▶ [Part of a data file]
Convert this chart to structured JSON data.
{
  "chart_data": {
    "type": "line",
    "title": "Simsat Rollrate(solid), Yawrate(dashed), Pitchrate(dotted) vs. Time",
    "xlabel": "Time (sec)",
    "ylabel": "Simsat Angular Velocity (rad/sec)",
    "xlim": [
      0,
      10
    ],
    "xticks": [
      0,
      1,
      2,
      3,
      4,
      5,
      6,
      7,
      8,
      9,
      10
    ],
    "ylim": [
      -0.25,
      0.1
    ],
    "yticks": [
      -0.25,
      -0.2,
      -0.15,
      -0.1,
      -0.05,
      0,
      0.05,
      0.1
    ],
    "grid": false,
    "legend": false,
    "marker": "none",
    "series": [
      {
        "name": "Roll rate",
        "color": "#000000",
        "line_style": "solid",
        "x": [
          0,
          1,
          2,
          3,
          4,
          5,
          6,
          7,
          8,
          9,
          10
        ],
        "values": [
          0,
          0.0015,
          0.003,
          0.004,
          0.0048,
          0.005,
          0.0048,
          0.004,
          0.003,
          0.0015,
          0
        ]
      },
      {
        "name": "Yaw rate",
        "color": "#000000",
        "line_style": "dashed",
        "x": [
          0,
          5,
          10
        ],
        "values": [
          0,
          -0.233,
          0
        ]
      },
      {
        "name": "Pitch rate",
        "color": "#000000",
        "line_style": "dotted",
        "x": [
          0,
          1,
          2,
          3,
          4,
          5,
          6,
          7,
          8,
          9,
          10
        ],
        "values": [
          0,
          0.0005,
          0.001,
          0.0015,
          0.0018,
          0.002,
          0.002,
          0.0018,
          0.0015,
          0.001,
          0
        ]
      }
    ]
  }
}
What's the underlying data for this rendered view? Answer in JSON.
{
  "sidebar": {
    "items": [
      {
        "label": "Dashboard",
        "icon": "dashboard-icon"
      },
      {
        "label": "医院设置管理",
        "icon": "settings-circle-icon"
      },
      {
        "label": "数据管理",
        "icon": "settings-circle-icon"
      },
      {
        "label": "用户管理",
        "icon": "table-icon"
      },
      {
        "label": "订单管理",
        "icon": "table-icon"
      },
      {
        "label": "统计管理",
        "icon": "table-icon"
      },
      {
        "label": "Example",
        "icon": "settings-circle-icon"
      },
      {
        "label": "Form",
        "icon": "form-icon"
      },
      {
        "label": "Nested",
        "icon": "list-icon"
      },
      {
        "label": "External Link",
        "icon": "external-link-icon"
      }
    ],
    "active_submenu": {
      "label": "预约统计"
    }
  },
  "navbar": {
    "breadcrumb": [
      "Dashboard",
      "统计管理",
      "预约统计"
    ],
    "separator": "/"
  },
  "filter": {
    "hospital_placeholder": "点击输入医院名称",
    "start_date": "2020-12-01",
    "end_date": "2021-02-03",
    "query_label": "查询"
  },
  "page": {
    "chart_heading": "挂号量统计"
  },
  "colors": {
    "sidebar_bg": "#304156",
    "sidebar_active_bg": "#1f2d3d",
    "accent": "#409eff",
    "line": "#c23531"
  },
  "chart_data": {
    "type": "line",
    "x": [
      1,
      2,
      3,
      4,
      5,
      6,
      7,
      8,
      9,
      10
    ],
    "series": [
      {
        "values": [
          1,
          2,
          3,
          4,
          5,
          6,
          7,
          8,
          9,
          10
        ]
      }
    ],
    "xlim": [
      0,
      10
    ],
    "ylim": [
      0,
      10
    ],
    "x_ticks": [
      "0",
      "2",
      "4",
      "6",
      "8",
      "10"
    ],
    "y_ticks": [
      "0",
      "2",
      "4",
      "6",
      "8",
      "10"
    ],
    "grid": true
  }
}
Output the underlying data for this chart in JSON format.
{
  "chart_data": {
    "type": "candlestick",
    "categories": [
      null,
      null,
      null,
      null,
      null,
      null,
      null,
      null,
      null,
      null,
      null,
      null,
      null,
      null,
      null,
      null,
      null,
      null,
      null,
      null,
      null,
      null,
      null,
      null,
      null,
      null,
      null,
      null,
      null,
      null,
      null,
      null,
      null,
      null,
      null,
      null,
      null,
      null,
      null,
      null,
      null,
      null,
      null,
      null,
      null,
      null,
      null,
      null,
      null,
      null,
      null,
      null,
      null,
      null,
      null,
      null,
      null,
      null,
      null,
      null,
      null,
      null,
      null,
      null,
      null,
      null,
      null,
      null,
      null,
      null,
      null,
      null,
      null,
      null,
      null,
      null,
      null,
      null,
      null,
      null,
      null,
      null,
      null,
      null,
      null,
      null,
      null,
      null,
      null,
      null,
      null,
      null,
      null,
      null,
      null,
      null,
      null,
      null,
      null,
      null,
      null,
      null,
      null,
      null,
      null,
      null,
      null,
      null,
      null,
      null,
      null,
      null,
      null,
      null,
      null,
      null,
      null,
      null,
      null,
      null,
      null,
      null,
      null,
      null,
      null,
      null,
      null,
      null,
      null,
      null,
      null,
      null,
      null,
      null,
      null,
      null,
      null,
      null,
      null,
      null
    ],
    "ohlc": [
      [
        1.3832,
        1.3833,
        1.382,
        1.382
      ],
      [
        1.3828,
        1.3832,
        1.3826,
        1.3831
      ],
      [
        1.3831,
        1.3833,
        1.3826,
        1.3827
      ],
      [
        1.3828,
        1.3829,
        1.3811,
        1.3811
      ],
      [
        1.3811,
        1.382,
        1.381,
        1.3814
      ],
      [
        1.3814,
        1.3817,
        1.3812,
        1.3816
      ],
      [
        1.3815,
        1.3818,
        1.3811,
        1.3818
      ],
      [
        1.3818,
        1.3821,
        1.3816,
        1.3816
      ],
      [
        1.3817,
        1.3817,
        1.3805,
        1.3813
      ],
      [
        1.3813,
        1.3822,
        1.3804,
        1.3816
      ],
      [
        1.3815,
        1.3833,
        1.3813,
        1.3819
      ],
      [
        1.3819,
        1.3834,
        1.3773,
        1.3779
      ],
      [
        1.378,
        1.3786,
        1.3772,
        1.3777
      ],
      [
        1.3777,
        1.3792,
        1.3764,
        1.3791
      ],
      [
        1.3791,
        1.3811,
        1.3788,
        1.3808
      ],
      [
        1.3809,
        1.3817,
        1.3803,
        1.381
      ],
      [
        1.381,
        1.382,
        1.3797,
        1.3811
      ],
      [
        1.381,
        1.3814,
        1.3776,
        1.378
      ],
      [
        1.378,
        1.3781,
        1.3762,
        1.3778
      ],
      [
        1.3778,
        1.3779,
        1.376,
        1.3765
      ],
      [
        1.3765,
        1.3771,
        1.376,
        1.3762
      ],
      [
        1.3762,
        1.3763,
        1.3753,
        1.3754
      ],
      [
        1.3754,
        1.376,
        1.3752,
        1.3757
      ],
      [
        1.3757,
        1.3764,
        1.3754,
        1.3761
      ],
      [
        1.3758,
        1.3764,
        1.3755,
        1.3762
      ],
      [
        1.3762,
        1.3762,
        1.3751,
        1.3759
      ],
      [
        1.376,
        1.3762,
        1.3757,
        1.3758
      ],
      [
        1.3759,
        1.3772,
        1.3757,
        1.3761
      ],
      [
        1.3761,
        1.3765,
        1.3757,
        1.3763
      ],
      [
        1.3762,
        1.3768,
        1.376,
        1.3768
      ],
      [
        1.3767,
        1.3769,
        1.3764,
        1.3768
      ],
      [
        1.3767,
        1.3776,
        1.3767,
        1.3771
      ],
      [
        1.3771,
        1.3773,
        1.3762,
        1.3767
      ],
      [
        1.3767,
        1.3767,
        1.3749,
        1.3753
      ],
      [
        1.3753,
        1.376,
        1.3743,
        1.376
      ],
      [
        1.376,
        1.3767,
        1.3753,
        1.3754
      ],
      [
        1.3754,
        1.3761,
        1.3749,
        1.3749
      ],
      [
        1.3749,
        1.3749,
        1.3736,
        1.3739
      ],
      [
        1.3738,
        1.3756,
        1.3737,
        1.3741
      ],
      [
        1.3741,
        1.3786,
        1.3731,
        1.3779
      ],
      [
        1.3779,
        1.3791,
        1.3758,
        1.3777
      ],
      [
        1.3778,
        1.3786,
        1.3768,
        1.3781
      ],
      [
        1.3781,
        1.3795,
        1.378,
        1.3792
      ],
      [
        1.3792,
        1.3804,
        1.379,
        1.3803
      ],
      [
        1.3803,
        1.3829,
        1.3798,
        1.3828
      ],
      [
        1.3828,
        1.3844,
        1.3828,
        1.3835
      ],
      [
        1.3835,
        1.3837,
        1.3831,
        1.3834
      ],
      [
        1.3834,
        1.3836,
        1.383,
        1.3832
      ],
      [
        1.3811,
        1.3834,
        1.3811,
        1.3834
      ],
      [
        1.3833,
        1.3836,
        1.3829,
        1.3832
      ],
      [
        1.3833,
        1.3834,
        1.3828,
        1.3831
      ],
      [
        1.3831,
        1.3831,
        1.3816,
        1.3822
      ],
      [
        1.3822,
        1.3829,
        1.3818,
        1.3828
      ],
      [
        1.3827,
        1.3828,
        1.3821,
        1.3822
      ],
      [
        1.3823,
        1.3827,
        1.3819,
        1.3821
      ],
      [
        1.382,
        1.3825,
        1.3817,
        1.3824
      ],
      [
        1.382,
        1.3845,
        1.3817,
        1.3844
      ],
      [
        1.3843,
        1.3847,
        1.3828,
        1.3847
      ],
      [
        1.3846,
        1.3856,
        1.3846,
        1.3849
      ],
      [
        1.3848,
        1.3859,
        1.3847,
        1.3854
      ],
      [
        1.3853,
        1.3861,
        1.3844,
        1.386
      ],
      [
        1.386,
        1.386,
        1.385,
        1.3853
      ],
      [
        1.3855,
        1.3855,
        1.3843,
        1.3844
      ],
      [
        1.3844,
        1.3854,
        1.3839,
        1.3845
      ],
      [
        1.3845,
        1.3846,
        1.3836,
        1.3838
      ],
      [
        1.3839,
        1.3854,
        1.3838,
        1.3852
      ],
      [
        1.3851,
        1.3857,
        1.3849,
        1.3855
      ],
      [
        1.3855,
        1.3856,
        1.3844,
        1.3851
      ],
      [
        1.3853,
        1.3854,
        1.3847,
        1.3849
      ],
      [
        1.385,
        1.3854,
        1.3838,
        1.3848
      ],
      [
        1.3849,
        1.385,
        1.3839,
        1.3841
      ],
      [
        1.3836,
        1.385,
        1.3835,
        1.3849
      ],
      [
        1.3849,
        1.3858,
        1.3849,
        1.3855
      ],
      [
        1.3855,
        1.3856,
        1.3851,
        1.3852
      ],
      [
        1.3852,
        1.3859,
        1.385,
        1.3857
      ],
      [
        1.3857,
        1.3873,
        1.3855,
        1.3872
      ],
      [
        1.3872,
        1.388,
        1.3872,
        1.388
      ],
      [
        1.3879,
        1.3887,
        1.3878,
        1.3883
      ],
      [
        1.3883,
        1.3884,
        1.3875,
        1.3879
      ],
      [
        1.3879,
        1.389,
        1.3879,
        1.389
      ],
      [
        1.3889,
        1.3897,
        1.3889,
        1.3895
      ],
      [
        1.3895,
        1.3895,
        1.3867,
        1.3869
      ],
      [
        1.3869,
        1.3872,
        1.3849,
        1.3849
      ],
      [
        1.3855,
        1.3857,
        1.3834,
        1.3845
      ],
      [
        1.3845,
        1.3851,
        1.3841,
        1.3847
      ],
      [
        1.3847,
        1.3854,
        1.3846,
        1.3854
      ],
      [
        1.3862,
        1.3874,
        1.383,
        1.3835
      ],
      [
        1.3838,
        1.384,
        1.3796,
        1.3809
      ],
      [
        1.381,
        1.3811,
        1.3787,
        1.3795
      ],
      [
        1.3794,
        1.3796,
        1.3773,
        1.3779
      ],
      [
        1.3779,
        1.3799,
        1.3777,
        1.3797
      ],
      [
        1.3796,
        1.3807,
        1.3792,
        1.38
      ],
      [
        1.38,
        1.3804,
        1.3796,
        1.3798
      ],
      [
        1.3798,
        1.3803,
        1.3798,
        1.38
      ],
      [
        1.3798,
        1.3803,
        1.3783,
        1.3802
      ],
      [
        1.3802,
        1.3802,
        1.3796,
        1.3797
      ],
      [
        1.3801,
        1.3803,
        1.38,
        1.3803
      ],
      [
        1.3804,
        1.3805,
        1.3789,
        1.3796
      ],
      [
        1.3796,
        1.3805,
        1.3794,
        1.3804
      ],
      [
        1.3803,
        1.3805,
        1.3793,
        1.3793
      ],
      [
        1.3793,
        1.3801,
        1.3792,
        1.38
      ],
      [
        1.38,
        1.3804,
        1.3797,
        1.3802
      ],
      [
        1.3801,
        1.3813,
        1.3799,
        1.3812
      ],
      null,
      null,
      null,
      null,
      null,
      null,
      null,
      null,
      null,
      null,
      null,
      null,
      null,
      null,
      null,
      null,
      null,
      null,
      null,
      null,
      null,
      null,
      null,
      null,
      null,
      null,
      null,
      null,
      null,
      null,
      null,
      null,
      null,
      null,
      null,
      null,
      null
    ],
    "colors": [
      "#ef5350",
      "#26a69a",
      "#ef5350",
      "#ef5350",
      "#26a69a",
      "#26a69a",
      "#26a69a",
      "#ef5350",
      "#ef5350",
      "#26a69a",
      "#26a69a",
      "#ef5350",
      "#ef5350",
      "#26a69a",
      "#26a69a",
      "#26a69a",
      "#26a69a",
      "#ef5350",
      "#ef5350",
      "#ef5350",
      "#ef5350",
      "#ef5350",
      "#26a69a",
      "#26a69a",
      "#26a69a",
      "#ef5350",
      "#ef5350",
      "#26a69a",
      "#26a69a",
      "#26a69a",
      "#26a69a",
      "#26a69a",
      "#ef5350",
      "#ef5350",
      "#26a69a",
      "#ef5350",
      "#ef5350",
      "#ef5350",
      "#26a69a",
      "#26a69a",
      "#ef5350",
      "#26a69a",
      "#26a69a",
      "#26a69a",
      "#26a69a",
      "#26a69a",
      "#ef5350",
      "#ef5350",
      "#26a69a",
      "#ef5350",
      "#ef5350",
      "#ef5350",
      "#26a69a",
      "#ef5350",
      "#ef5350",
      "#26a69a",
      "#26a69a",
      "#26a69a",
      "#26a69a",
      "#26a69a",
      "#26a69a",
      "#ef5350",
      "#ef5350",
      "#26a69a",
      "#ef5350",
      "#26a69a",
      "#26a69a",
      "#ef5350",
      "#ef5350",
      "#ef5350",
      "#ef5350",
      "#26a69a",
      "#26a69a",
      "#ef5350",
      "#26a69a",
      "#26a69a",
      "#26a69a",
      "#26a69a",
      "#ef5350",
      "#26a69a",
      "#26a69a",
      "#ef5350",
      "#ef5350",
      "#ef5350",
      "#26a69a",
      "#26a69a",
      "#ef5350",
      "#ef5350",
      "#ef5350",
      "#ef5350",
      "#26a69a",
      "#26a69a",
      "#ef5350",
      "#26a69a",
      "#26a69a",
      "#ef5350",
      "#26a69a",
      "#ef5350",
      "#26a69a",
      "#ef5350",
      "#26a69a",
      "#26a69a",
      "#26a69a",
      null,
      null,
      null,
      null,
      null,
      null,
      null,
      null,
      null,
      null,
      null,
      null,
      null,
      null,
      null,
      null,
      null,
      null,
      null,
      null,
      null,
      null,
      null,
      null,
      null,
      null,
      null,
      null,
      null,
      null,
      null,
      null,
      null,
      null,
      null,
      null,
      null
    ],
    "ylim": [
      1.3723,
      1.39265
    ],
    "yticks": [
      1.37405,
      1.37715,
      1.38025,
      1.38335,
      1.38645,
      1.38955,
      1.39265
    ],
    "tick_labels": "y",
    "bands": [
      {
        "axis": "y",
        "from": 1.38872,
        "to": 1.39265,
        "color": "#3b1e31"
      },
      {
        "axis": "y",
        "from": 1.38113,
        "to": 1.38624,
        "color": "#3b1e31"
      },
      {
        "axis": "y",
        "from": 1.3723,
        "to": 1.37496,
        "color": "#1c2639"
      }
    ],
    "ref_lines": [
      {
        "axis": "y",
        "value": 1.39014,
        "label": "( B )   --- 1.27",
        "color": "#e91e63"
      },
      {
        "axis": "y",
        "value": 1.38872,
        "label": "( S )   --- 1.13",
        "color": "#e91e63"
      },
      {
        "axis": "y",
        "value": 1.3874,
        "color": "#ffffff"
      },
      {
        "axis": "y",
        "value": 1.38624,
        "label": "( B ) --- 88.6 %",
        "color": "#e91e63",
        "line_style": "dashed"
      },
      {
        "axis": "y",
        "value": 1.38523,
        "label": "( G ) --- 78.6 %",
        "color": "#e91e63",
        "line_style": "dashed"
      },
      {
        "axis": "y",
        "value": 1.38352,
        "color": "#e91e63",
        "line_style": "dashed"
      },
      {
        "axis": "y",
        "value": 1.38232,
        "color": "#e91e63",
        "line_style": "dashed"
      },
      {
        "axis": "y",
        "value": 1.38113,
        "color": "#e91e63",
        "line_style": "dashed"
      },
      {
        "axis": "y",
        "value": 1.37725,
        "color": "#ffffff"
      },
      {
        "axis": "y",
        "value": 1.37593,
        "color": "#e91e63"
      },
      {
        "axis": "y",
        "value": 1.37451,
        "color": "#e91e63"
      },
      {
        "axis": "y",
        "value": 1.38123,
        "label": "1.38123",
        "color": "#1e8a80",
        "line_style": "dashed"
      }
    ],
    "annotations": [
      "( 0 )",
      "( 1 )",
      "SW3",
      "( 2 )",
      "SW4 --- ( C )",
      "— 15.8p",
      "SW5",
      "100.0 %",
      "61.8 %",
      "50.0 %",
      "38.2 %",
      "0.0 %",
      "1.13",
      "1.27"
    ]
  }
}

▶ [Problem statement]
Show all lines above holding "JSON".

▶ [Result of the exercise]
Convert this chart to structured JSON data.
What's the underlying data for this rendered view? Answer in JSON.
Output the underlying data for this chart in JSON format.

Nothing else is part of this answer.